Listed entries
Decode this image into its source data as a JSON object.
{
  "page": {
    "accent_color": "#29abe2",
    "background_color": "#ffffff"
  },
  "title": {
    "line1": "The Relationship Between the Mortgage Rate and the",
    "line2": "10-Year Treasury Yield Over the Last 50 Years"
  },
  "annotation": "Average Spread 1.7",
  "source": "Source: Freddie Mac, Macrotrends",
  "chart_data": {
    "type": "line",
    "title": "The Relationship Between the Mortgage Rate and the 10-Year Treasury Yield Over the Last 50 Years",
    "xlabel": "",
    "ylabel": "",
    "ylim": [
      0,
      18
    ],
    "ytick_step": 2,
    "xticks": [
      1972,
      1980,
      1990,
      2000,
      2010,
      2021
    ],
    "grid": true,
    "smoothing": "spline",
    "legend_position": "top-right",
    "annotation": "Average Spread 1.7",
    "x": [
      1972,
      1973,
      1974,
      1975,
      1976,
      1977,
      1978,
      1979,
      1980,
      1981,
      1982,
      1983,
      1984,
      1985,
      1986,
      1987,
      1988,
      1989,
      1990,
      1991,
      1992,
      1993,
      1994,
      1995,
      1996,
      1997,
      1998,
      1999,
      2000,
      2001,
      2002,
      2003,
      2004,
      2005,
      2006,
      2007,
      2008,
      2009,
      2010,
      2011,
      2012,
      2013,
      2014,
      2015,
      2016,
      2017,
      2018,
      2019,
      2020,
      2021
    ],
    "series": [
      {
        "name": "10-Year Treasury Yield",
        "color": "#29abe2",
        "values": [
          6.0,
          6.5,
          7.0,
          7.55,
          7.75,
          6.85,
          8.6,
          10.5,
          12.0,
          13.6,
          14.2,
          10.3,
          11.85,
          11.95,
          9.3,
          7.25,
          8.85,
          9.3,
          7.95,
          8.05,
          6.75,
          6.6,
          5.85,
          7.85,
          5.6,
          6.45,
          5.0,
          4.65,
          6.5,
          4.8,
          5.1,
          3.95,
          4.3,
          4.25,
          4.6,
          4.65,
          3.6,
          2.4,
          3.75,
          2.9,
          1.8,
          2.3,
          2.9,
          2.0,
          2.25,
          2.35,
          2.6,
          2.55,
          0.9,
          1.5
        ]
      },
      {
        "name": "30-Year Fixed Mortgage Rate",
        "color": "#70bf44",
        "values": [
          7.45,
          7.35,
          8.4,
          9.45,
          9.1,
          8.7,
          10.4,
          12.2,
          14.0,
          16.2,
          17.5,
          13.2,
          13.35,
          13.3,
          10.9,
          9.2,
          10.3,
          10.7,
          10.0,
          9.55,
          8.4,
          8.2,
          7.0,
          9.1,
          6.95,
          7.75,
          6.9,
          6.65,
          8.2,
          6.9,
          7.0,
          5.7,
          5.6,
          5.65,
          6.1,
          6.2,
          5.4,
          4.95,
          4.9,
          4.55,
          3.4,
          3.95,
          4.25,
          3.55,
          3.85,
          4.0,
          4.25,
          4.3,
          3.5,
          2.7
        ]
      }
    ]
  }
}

Problem requirements
Give the listing again, word for word.

Task answer
Decode this image into its source data as a JSON object.
{
  "page": {
    "accent_color": "#29abe2",
    "background_color": "#ffffff"
  },
  "title": {
    "line1": "The Relationship Between the Mortgage Rate and the",
    "line2": "10-Year Treasury Yield Over the Last 50 Years"
  },
  "annotation": "Average Spread 1.7",
  "source": "Source: Freddie Mac, Macrotrends",
  "chart_data": {
    "type": "line",
    "title": "The Relationship Between the Mortgage Rate and the 10-Year Treasury Yield Over the Last 50 Years",
    "xlabel": "",
    "ylabel": "",
    "ylim": [
      0,
      18
    ],
    "ytick_step": 2,
    "xticks": [
      1972,
      1980,
      1990,
      2000,
      2010,
      2021
    ],
    "grid": true,
    "smoothing": "spline",
    "legend_position": "top-right",
    "annotation": "Average Spread 1.7",
    "x": [
      1972,
      1973,
      1974,
      1975,
      1976,
      1977,
      1978,
      1979,
      1980,
      1981,
      1982,
      1983,
      1984,
      1985,
      1986,
      1987,
      1988,
      1989,
      1990,
      1991,
      1992,
      1993,
      1994,
      1995,
      1996,
      1997,
      1998,
      1999,
      2000,
      2001,
      2002,
      2003,
      2004,
      2005,
      2006,
      2007,
      2008,
      2009,
      2010,
      2011,
      2012,
      2013,
      2014,
      2015,
      2016,
      2017,
      2018,
      2019,
      2020,
      2021
    ],
    "series": [
      {
        "name": "10-Year Treasury Yield",
        "color": "#29abe2",
        "values": [
          6.0,
          6.5,
          7.0,
          7.55,
          7.75,
          6.85,
          8.6,
          10.5,
          12.0,
          13.6,
          14.2,
          10.3,
          11.85,
          11.95,
          9.3,
          7.25,
          8.85,
          9.3,
          7.95,
          8.05,
          6.75,
          6.6,
          5.85,
          7.85,
          5.6,
          6.45,
          5.0,
          4.65,
          6.5,
          4.8,
          5.1,
          3.95,
          4.3,
          4.25,
          4.6,
          4.65,
          3.6,
          2.4,
          3.75,
          2.9,
          1.8,
          2.3,
          2.9,
          2.0,
          2.25,
          2.35,
          2.6,
          2.55,
          0.9,
          1.5
        ]
      },
      {
        "name": "30-Year Fixed Mortgage Rate",
        "color": "#70bf44",
        "values": [
          7.45,
          7.35,
          8.4,
          9.45,
          9.1,
          8.7,
          10.4,
          12.2,
          14.0,
          16.2,
          17.5,
          13.2,
          13.35,
          13.3,
          10.9,
          9.2,
          10.3,
          10.7,
          10.0,
          9.55,
          8.4,
          8.2,
          7.0,
          9.1,
          6.95,
          7.75,
          6.9,
          6.65,
          8.2,
          6.9,
          7.0,
          5.7,
          5.6,
          5.65,
          6.1,
          6.2,
          5.4,
          4.95,
          4.9,
          4.55,
          3.4,
          3.95,
          4.25,
          3.55,
          3.85,
          4.0,
          4.25,
          4.3,
          3.5,
          2.7
        ]
      }
    ]
  }
}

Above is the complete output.